>>>>>
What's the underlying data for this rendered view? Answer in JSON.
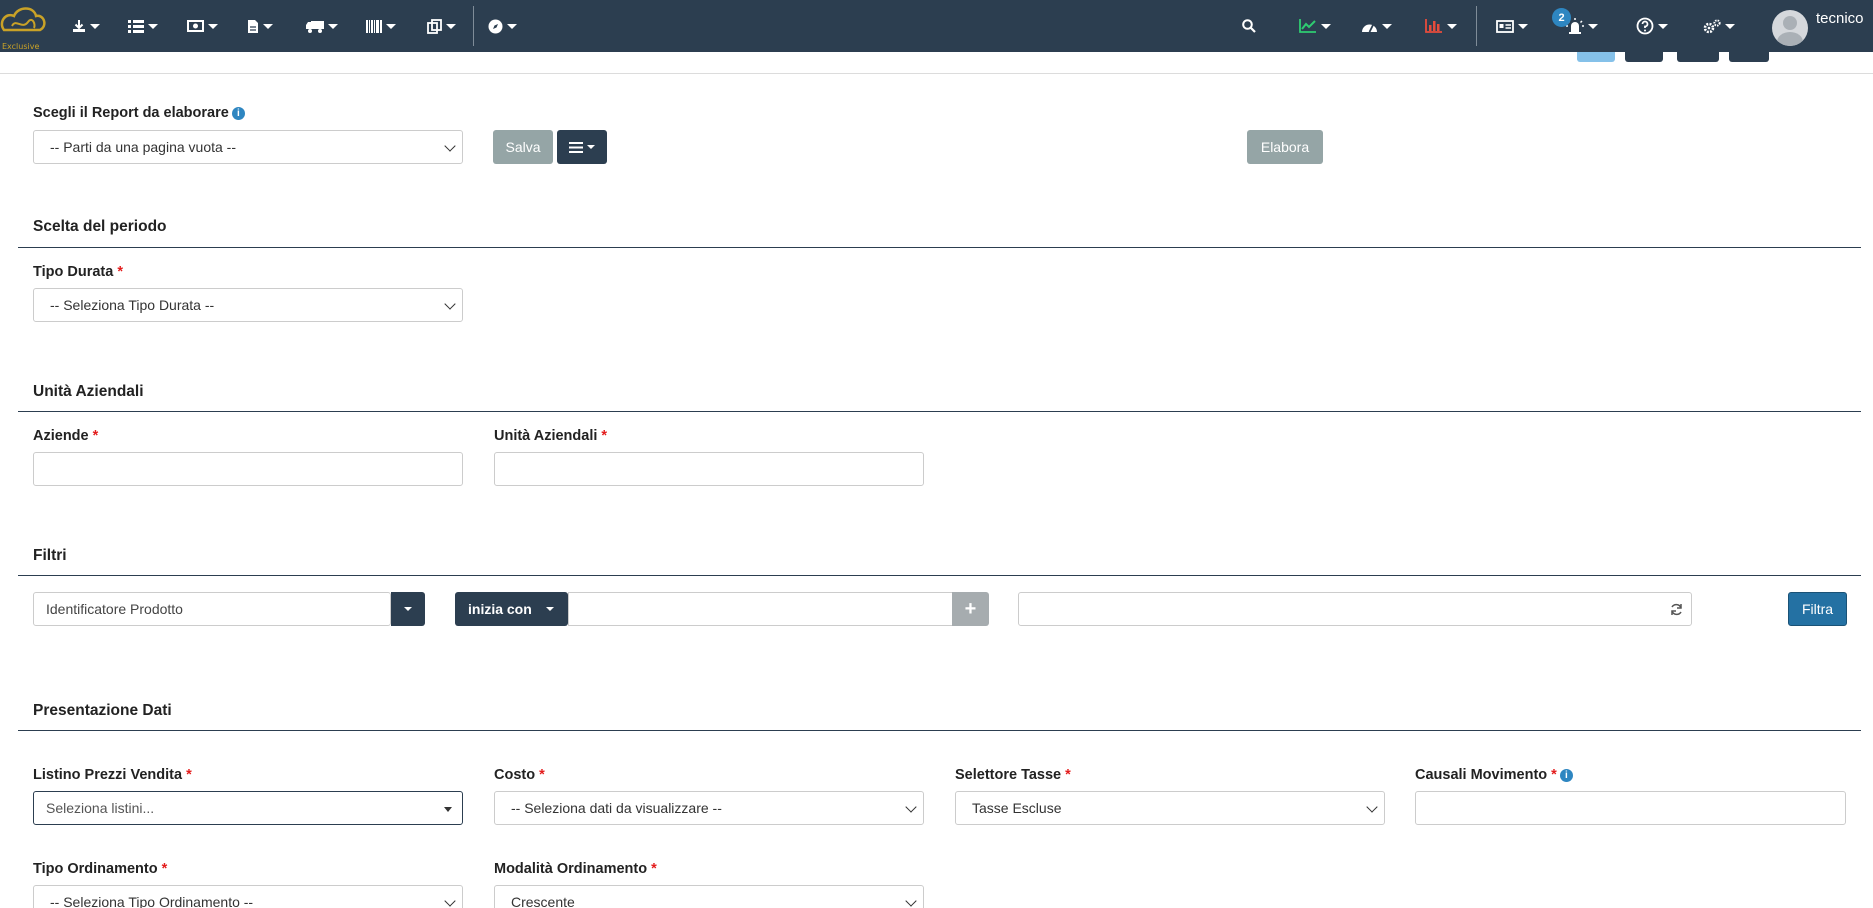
{
  "brand": {
    "logo_text": "Exclusive"
  },
  "navbar": {
    "notifications_count": "2",
    "username": "tecnico"
  },
  "report": {
    "label": "Scegli il Report da elaborare",
    "select_value": "-- Parti da una pagina vuota --",
    "save_label": "Salva",
    "process_label": "Elabora"
  },
  "period": {
    "title": "Scelta del periodo",
    "duration_label": "Tipo Durata",
    "duration_value": "-- Seleziona Tipo Durata --"
  },
  "units": {
    "title": "Unità Aziendali",
    "companies_label": "Aziende",
    "units_label": "Unità Aziendali"
  },
  "filters": {
    "title": "Filtri",
    "field_value": "Identificatore Prodotto",
    "operator_label": "inizia con",
    "filter_label": "Filtra"
  },
  "presentation": {
    "title": "Presentazione Dati",
    "price_list_label": "Listino Prezzi Vendita",
    "price_list_placeholder": "Seleziona listini...",
    "cost_label": "Costo",
    "cost_value": "-- Seleziona dati da visualizzare --",
    "tax_label": "Selettore Tasse",
    "tax_value": "Tasse Escluse",
    "causal_label": "Causali Movimento",
    "sort_type_label": "Tipo Ordinamento",
    "sort_type_value": "-- Seleziona Tipo Ordinamento --",
    "sort_mode_label": "Modalità Ordinamento",
    "sort_mode_value": "Crescente"
  }
}
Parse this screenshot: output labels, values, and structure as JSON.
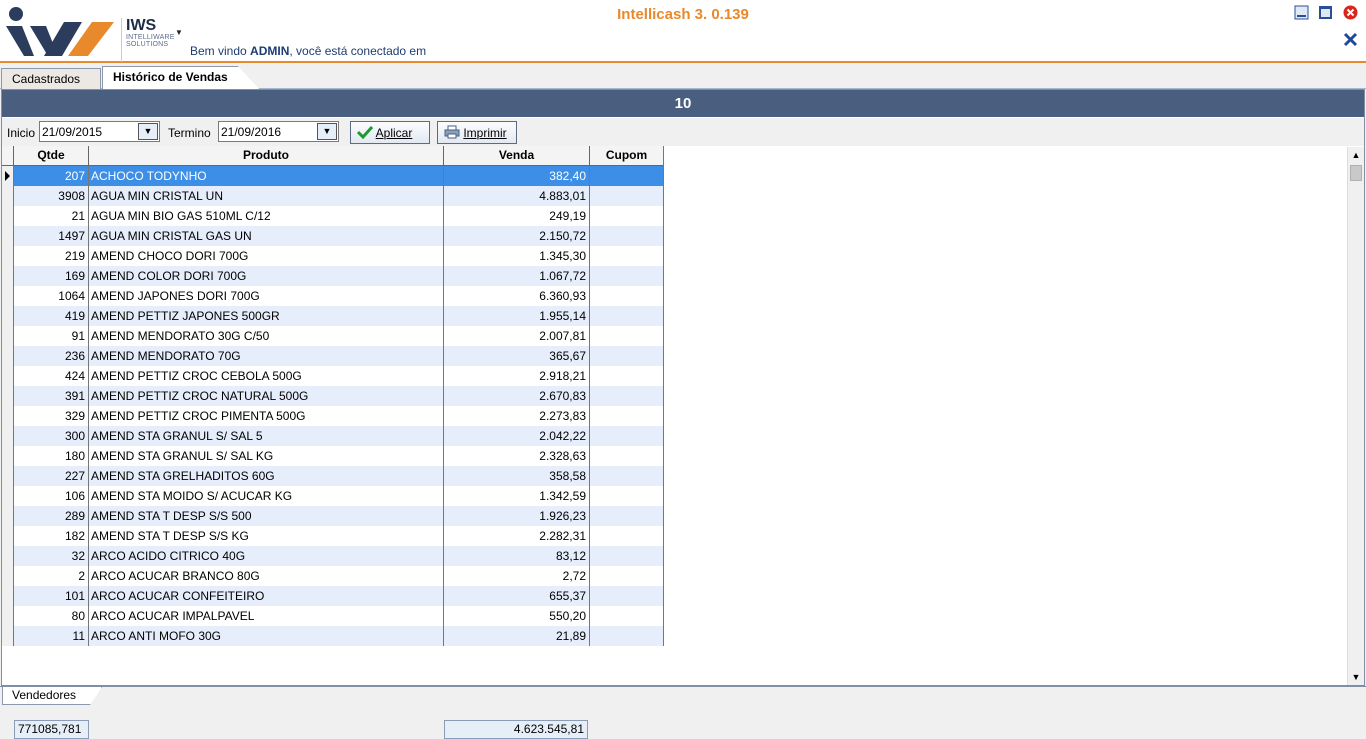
{
  "app": {
    "title": "Intellicash 3. 0.139",
    "brand": "IWS",
    "brand_sub1": "INTELLIWARE",
    "brand_sub2": "SOLUTIONS",
    "welcome_prefix": "Bem vindo ",
    "welcome_user": "ADMIN",
    "welcome_suffix": ", você está conectado em"
  },
  "tabs": [
    "Cadastrados",
    "Histórico de Vendas"
  ],
  "bottom_tab": "Vendedores",
  "banner": "10",
  "filter": {
    "inicio_label": "Inicio",
    "inicio_value": "21/09/2015",
    "termino_label": "Termino",
    "termino_value": "21/09/2016",
    "apply_label": "Aplicar",
    "print_label": "Imprimir"
  },
  "grid": {
    "columns": [
      "Qtde",
      "Produto",
      "Venda",
      "Cupom"
    ],
    "rows": [
      {
        "qtde": "207",
        "produto": "ACHOCO TODYNHO",
        "venda": "382,40",
        "cupom": ""
      },
      {
        "qtde": "3908",
        "produto": "AGUA MIN CRISTAL UN",
        "venda": "4.883,01",
        "cupom": ""
      },
      {
        "qtde": "21",
        "produto": "AGUA MIN BIO GAS 510ML C/12",
        "venda": "249,19",
        "cupom": ""
      },
      {
        "qtde": "1497",
        "produto": "AGUA MIN CRISTAL GAS UN",
        "venda": "2.150,72",
        "cupom": ""
      },
      {
        "qtde": "219",
        "produto": "AMEND CHOCO DORI 700G",
        "venda": "1.345,30",
        "cupom": ""
      },
      {
        "qtde": "169",
        "produto": "AMEND COLOR DORI 700G",
        "venda": "1.067,72",
        "cupom": ""
      },
      {
        "qtde": "1064",
        "produto": "AMEND JAPONES DORI 700G",
        "venda": "6.360,93",
        "cupom": ""
      },
      {
        "qtde": "419",
        "produto": "AMEND PETTIZ JAPONES 500GR",
        "venda": "1.955,14",
        "cupom": ""
      },
      {
        "qtde": "91",
        "produto": "AMEND MENDORATO 30G C/50",
        "venda": "2.007,81",
        "cupom": ""
      },
      {
        "qtde": "236",
        "produto": "AMEND MENDORATO 70G",
        "venda": "365,67",
        "cupom": ""
      },
      {
        "qtde": "424",
        "produto": "AMEND PETTIZ CROC CEBOLA 500G",
        "venda": "2.918,21",
        "cupom": ""
      },
      {
        "qtde": "391",
        "produto": "AMEND PETTIZ CROC NATURAL 500G",
        "venda": "2.670,83",
        "cupom": ""
      },
      {
        "qtde": "329",
        "produto": "AMEND PETTIZ CROC PIMENTA 500G",
        "venda": "2.273,83",
        "cupom": ""
      },
      {
        "qtde": "300",
        "produto": "AMEND STA GRANUL S/ SAL 5",
        "venda": "2.042,22",
        "cupom": ""
      },
      {
        "qtde": "180",
        "produto": "AMEND STA GRANUL S/ SAL KG",
        "venda": "2.328,63",
        "cupom": ""
      },
      {
        "qtde": "227",
        "produto": "AMEND STA GRELHADITOS 60G",
        "venda": "358,58",
        "cupom": ""
      },
      {
        "qtde": "106",
        "produto": "AMEND STA MOIDO S/ ACUCAR KG",
        "venda": "1.342,59",
        "cupom": ""
      },
      {
        "qtde": "289",
        "produto": "AMEND STA T DESP S/S 500",
        "venda": "1.926,23",
        "cupom": ""
      },
      {
        "qtde": "182",
        "produto": "AMEND STA T DESP S/S KG",
        "venda": "2.282,31",
        "cupom": ""
      },
      {
        "qtde": "32",
        "produto": "ARCO ACIDO CITRICO 40G",
        "venda": "83,12",
        "cupom": ""
      },
      {
        "qtde": "2",
        "produto": "ARCO ACUCAR BRANCO 80G",
        "venda": "2,72",
        "cupom": ""
      },
      {
        "qtde": "101",
        "produto": "ARCO ACUCAR CONFEITEIRO",
        "venda": "655,37",
        "cupom": ""
      },
      {
        "qtde": "80",
        "produto": "ARCO ACUCAR IMPALPAVEL",
        "venda": "550,20",
        "cupom": ""
      },
      {
        "qtde": "11",
        "produto": "ARCO ANTI MOFO 30G",
        "venda": "21,89",
        "cupom": ""
      }
    ],
    "total_qtde": "771085,781",
    "total_venda": "4.623.545,81",
    "selected_row": 0
  },
  "colors": {
    "accent": "#e8892c",
    "banner": "#4a5f7f",
    "selection": "#3d8ee6",
    "alt_row": "#e6eefc"
  },
  "icons": [
    "iws-logo",
    "menu-caret-icon",
    "minimize-icon",
    "maximize-icon",
    "close-icon",
    "close-x-icon",
    "calendar-dropdown-icon",
    "checkmark-icon",
    "printer-icon",
    "row-indicator-icon"
  ]
}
<<<<<
### [TASK PROMPT]
The pictures should not be reproduced; quote all of the other material exactly.

### [RESULT OF THE TASK]
What's the underlying data for this rendered view? Answer in JSON.
{
  "brand": {
    "logo_text": "Exclusive"
  },
  "navbar": {
    "notifications_count": "2",
    "username": "tecnico"
  },
  "report": {
    "label": "Scegli il Report da elaborare",
    "select_value": "-- Parti da una pagina vuota --",
    "save_label": "Salva",
    "process_label": "Elabora"
  },
  "period": {
    "title": "Scelta del periodo",
    "duration_label": "Tipo Durata",
    "duration_value": "-- Seleziona Tipo Durata --"
  },
  "units": {
    "title": "Unità Aziendali",
    "companies_label": "Aziende",
    "units_label": "Unità Aziendali"
  },
  "filters": {
    "title": "Filtri",
    "field_value": "Identificatore Prodotto",
    "operator_label": "inizia con",
    "filter_label": "Filtra"
  },
  "presentation": {
    "title": "Presentazione Dati",
    "price_list_label": "Listino Prezzi Vendita",
    "price_list_placeholder": "Seleziona listini...",
    "cost_label": "Costo",
    "cost_value": "-- Seleziona dati da visualizzare --",
    "tax_label": "Selettore Tasse",
    "tax_value": "Tasse Escluse",
    "causal_label": "Causali Movimento",
    "sort_type_label": "Tipo Ordinamento",
    "sort_type_value": "-- Seleziona Tipo Ordinamento --",
    "sort_mode_label": "Modalità Ordinamento",
    "sort_mode_value": "Crescente"
  }
}
Parse this screenshot: output labels, values, and structure as JSON.
{
  "app": {
    "title": "Intellicash 3. 0.139",
    "brand": "IWS",
    "brand_sub1": "INTELLIWARE",
    "brand_sub2": "SOLUTIONS",
    "welcome_prefix": "Bem vindo ",
    "welcome_user": "ADMIN",
    "welcome_suffix": ", você está conectado em"
  },
  "tabs": [
    "Cadastrados",
    "Histórico de Vendas"
  ],
  "bottom_tab": "Vendedores",
  "banner": "10",
  "filter": {
    "inicio_label": "Inicio",
    "inicio_value": "21/09/2015",
    "termino_label": "Termino",
    "termino_value": "21/09/2016",
    "apply_label": "Aplicar",
    "print_label": "Imprimir"
  },
  "grid": {
    "columns": [
      "Qtde",
      "Produto",
      "Venda",
      "Cupom"
    ],
    "rows": [
      {
        "qtde": "207",
        "produto": "ACHOCO TODYNHO",
        "venda": "382,40",
        "cupom": ""
      },
      {
        "qtde": "3908",
        "produto": "AGUA MIN CRISTAL UN",
        "venda": "4.883,01",
        "cupom": ""
      },
      {
        "qtde": "21",
        "produto": "AGUA MIN BIO GAS 510ML C/12",
        "venda": "249,19",
        "cupom": ""
      },
      {
        "qtde": "1497",
        "produto": "AGUA MIN CRISTAL GAS UN",
        "venda": "2.150,72",
        "cupom": ""
      },
      {
        "qtde": "219",
        "produto": "AMEND CHOCO DORI 700G",
        "venda": "1.345,30",
        "cupom": ""
      },
      {
        "qtde": "169",
        "produto": "AMEND COLOR DORI 700G",
        "venda": "1.067,72",
        "cupom": ""
      },
      {
        "qtde": "1064",
        "produto": "AMEND JAPONES DORI 700G",
        "venda": "6.360,93",
        "cupom": ""
      },
      {
        "qtde": "419",
        "produto": "AMEND PETTIZ JAPONES 500GR",
        "venda": "1.955,14",
        "cupom": ""
      },
      {
        "qtde": "91",
        "produto": "AMEND MENDORATO 30G C/50",
        "venda": "2.007,81",
        "cupom": ""
      },
      {
        "qtde": "236",
        "produto": "AMEND MENDORATO 70G",
        "venda": "365,67",
        "cupom": ""
      },
      {
        "qtde": "424",
        "produto": "AMEND PETTIZ CROC CEBOLA 500G",
        "venda": "2.918,21",
        "cupom": ""
      },
      {
        "qtde": "391",
        "produto": "AMEND PETTIZ CROC NATURAL 500G",
        "venda": "2.670,83",
        "cupom": ""
      },
      {
        "qtde": "329",
        "produto": "AMEND PETTIZ CROC PIMENTA 500G",
        "venda": "2.273,83",
        "cupom": ""
      },
      {
        "qtde": "300",
        "produto": "AMEND STA GRANUL S/ SAL 5",
        "venda": "2.042,22",
        "cupom": ""
      },
      {
        "qtde": "180",
        "produto": "AMEND STA GRANUL S/ SAL KG",
        "venda": "2.328,63",
        "cupom": ""
      },
      {
        "qtde": "227",
        "produto": "AMEND STA GRELHADITOS 60G",
        "venda": "358,58",
        "cupom": ""
      },
      {
        "qtde": "106",
        "produto": "AMEND STA MOIDO S/ ACUCAR KG",
        "venda": "1.342,59",
        "cupom": ""
      },
      {
        "qtde": "289",
        "produto": "AMEND STA T DESP S/S 500",
        "venda": "1.926,23",
        "cupom": ""
      },
      {
        "qtde": "182",
        "produto": "AMEND STA T DESP S/S KG",
        "venda": "2.282,31",
        "cupom": ""
      },
      {
        "qtde": "32",
        "produto": "ARCO ACIDO CITRICO 40G",
        "venda": "83,12",
        "cupom": ""
      },
      {
        "qtde": "2",
        "produto": "ARCO ACUCAR BRANCO 80G",
        "venda": "2,72",
        "cupom": ""
      },
      {
        "qtde": "101",
        "produto": "ARCO ACUCAR CONFEITEIRO",
        "venda": "655,37",
        "cupom": ""
      },
      {
        "qtde": "80",
        "produto": "ARCO ACUCAR IMPALPAVEL",
        "venda": "550,20",
        "cupom": ""
      },
      {
        "qtde": "11",
        "produto": "ARCO ANTI MOFO 30G",
        "venda": "21,89",
        "cupom": ""
      }
    ],
    "total_qtde": "771085,781",
    "total_venda": "4.623.545,81",
    "selected_row": 0
  },
  "colors": {
    "accent": "#e8892c",
    "banner": "#4a5f7f",
    "selection": "#3d8ee6",
    "alt_row": "#e6eefc"
  },
  "icons": [
    "iws-logo",
    "menu-caret-icon",
    "minimize-icon",
    "maximize-icon",
    "close-icon",
    "close-x-icon",
    "calendar-dropdown-icon",
    "checkmark-icon",
    "printer-icon",
    "row-indicator-icon"
  ]
}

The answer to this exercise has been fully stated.